### WORK TO COMPLETE
Reproduce only the rows from the one containing "code-line[interactable]: 40 //" through the one containing "javadoc-returns-line: VMCdRoms —", inclusive. Put "annotation-gutter" in place of "annotation-ruler" and leave everything else unchanged.

### RECORDS SUPPLIED
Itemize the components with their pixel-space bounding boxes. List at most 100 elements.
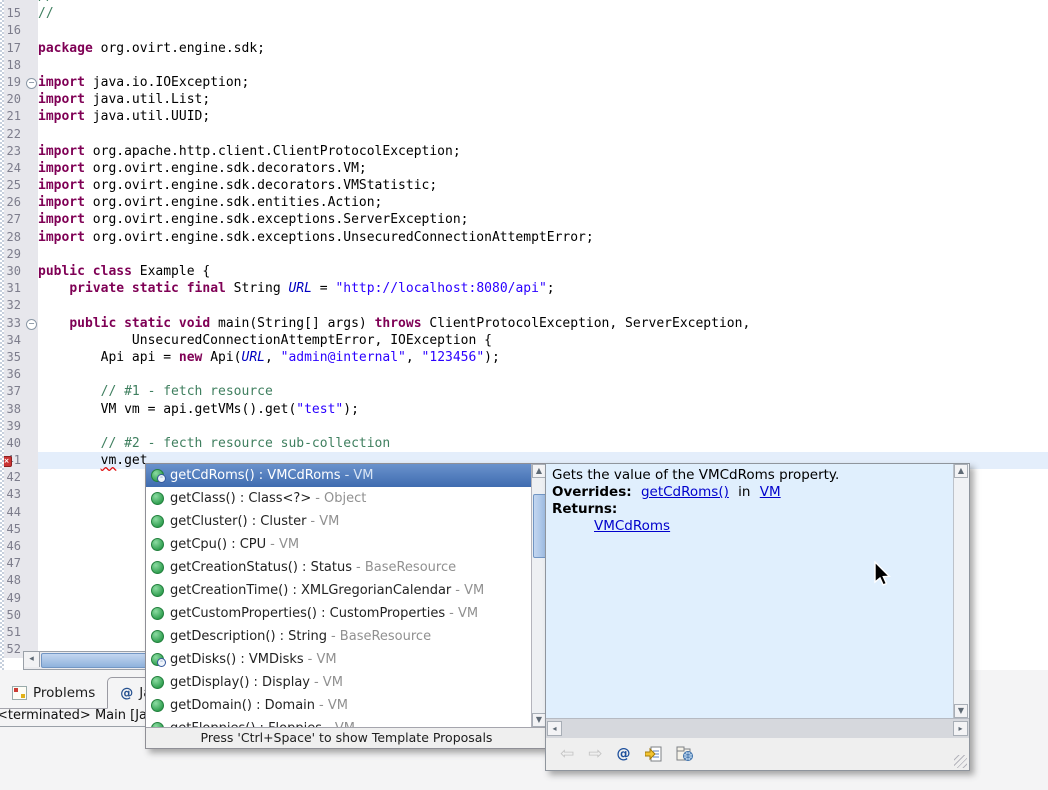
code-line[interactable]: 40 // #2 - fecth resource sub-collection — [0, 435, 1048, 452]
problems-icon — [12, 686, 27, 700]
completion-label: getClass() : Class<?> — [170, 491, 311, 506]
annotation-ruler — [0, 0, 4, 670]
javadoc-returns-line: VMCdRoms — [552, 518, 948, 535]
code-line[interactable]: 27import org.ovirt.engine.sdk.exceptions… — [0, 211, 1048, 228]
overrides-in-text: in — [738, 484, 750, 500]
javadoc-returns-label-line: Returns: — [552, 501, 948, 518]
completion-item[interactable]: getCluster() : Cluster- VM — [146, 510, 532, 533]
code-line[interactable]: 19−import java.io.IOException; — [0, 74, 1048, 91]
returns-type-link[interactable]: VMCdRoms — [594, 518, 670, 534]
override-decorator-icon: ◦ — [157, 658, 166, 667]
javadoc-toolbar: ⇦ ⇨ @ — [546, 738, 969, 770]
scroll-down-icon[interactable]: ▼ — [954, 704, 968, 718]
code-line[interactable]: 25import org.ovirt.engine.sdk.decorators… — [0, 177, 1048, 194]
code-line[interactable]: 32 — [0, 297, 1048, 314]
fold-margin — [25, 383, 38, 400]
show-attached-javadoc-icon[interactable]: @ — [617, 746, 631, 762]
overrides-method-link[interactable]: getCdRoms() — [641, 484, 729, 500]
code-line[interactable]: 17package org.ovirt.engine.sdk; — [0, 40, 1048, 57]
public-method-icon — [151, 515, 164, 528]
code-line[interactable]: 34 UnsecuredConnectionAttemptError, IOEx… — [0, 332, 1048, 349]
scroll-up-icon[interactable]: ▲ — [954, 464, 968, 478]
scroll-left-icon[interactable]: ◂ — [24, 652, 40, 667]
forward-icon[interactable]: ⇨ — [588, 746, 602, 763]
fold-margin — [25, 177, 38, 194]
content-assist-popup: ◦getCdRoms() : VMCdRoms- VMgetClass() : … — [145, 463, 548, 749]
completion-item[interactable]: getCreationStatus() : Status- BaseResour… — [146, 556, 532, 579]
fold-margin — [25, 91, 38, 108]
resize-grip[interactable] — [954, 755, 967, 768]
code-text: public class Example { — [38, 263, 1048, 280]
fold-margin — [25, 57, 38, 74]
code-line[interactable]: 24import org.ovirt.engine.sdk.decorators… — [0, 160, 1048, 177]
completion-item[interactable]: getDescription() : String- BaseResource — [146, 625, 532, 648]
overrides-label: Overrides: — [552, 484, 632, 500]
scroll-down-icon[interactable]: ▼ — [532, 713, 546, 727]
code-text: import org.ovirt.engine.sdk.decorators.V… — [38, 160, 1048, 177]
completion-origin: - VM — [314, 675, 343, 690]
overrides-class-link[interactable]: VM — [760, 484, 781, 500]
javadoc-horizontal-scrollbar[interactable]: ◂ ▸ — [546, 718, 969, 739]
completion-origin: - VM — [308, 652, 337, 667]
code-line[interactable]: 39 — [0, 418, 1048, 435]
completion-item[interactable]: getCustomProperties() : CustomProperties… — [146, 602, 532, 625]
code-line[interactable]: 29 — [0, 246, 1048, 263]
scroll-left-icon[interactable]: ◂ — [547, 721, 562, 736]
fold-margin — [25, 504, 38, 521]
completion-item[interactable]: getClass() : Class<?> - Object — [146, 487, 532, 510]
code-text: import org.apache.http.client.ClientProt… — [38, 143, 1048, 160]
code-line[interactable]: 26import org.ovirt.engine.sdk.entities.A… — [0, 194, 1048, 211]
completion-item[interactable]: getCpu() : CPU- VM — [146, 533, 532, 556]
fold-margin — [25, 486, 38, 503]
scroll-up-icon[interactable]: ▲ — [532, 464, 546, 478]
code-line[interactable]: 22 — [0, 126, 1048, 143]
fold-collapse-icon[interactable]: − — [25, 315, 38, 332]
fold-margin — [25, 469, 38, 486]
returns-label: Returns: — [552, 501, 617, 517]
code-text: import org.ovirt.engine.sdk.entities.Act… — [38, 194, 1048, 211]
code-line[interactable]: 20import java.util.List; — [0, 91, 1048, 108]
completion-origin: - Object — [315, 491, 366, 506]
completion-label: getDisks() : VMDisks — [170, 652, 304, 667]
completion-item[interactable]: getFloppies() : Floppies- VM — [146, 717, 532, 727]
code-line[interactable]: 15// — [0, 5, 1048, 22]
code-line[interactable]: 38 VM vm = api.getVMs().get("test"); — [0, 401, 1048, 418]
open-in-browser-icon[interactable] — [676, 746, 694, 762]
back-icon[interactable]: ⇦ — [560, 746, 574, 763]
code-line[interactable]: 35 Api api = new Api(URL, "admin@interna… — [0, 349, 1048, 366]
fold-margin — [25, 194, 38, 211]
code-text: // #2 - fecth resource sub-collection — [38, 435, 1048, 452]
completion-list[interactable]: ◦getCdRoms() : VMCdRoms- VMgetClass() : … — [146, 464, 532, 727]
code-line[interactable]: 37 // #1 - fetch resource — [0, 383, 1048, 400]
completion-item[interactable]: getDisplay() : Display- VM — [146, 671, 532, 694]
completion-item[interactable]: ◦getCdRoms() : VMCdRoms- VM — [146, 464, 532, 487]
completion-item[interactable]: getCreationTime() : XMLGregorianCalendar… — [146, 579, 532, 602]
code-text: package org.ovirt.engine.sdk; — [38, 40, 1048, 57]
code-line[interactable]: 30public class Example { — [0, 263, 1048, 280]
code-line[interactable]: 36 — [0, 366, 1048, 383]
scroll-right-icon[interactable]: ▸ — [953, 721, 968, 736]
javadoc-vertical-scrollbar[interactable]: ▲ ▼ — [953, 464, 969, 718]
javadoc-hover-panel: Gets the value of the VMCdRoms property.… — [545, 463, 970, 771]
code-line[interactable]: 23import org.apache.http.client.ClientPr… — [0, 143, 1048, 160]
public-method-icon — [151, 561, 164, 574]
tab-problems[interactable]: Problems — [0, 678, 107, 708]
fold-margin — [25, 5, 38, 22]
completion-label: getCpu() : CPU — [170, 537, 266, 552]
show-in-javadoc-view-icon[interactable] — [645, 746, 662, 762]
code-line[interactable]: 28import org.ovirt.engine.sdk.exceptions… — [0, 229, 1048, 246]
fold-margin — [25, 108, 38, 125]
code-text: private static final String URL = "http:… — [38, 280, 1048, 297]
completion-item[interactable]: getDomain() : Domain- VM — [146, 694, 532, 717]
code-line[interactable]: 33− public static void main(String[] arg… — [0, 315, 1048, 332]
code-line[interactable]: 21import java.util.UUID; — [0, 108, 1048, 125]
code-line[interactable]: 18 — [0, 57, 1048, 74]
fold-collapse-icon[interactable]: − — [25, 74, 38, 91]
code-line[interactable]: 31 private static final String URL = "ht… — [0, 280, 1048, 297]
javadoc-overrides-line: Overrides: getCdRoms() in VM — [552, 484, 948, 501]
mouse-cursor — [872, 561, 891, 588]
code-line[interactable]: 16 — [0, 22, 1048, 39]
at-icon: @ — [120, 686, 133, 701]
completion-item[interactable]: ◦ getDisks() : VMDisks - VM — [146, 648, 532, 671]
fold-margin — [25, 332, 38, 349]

--

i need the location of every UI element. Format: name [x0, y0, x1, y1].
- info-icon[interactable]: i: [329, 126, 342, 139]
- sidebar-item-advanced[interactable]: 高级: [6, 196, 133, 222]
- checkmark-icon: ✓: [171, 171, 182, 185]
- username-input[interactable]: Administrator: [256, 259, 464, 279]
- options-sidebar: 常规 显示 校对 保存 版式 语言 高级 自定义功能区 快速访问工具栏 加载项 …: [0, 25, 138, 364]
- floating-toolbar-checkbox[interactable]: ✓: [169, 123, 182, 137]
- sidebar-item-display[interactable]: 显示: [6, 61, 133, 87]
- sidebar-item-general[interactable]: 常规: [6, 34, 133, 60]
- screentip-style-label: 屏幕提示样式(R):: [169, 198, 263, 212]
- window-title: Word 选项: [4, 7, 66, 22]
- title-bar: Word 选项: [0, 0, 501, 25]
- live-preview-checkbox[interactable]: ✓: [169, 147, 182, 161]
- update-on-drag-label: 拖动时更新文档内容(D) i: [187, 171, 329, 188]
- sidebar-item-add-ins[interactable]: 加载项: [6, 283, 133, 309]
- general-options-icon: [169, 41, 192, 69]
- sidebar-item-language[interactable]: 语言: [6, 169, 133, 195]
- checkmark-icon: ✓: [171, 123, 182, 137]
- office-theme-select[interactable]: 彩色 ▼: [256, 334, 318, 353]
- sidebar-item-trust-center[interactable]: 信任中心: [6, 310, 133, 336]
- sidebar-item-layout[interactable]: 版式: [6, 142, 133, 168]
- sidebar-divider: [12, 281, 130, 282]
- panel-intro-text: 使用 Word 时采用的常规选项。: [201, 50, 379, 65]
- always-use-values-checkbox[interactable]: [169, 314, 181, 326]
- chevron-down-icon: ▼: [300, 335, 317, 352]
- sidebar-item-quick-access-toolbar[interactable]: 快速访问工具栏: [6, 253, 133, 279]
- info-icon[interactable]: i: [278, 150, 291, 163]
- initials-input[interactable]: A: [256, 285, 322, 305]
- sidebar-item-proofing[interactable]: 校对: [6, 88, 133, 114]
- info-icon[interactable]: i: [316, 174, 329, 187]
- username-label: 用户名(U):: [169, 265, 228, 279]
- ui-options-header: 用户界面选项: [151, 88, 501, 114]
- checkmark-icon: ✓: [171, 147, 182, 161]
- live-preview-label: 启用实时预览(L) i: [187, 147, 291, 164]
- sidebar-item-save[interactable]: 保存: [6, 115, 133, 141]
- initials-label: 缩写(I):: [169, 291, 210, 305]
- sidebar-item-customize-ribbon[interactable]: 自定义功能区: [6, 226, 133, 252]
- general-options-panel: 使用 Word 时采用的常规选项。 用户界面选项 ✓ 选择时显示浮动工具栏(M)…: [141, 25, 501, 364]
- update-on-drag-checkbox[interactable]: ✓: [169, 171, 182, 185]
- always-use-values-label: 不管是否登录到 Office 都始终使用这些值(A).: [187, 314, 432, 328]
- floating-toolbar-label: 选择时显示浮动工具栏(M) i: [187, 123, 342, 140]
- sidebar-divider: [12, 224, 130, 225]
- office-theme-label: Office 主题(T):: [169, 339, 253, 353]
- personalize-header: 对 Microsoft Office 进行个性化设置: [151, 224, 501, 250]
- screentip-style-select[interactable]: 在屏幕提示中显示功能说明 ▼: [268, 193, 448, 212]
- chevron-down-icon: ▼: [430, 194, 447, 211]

### RESULT FOR THIS EXERCISE
code-line[interactable]: 40 // #2 - fecth resource sub-collection — [0, 435, 1048, 452]
problems-icon — [12, 686, 27, 700]
completion-label: getClass() : Class<?> — [170, 491, 311, 506]
annotation-gutter — [0, 0, 4, 670]
javadoc-returns-line: VMCdRoms — [552, 518, 948, 535]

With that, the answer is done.